*LISTED RECORDS*.

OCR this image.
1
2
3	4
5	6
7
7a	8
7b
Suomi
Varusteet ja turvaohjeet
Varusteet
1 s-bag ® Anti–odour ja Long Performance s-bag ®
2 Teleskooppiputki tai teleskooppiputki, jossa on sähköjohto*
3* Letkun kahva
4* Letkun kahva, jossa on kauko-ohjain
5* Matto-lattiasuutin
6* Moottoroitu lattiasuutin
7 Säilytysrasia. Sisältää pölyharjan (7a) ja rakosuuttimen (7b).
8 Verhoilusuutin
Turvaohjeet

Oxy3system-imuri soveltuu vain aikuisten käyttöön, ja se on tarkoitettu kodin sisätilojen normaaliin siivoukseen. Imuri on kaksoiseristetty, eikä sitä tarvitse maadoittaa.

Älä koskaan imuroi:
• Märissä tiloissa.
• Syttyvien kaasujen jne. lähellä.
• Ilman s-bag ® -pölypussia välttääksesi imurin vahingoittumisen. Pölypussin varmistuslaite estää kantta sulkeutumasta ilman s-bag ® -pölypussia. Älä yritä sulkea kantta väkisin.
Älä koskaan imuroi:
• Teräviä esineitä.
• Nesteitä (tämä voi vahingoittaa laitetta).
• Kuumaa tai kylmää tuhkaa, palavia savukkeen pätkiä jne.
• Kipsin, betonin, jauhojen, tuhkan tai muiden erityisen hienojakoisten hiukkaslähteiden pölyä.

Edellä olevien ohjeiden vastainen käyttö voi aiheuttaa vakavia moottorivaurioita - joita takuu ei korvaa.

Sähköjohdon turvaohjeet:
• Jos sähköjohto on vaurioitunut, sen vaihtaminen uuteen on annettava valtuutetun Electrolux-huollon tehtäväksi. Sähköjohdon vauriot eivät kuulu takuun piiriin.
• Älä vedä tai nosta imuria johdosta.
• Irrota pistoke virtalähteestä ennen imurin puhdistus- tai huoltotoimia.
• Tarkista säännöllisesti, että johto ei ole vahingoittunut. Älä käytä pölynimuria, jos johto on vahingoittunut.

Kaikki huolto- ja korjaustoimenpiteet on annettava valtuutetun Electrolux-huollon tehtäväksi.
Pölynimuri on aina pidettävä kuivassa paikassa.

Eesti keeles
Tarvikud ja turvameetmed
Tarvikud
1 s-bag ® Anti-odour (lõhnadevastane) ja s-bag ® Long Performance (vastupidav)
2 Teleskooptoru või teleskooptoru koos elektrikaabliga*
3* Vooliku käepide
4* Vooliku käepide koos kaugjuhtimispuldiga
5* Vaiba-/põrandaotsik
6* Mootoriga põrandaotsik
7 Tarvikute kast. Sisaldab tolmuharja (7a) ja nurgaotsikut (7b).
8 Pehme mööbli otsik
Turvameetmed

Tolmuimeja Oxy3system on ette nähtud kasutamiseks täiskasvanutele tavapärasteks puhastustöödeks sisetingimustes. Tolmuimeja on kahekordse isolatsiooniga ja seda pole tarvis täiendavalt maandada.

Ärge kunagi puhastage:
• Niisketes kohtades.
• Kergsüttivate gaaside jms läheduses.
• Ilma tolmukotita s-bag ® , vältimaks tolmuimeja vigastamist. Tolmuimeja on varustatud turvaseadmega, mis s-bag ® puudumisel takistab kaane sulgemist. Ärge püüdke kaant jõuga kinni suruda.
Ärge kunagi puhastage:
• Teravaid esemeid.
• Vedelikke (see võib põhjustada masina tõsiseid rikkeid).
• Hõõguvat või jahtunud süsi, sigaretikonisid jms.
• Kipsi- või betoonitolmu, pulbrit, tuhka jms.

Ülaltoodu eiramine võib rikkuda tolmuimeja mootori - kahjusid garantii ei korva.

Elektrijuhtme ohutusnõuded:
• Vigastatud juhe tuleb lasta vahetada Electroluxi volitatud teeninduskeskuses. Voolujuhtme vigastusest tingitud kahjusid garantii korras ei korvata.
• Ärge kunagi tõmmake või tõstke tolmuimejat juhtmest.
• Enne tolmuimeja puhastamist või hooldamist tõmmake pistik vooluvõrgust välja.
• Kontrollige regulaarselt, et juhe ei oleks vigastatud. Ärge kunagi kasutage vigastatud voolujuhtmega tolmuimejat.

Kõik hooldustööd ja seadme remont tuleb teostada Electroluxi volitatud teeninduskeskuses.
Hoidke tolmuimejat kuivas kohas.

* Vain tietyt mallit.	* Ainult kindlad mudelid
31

*EXERCISE REQUIREMENTS*.
Track down every line with the word "kahjusid" and copy it.

*FULL ANSWER*.
Ülaltoodu eiramine võib rikkuda tolmuimeja mootori - kahjusid garantii ei korva.
• Vigastatud juhe tuleb lasta vahetada Electroluxi volitatud teeninduskeskuses. Voolujuhtme vigastusest tingitud kahjusid garantii korras ei korvata.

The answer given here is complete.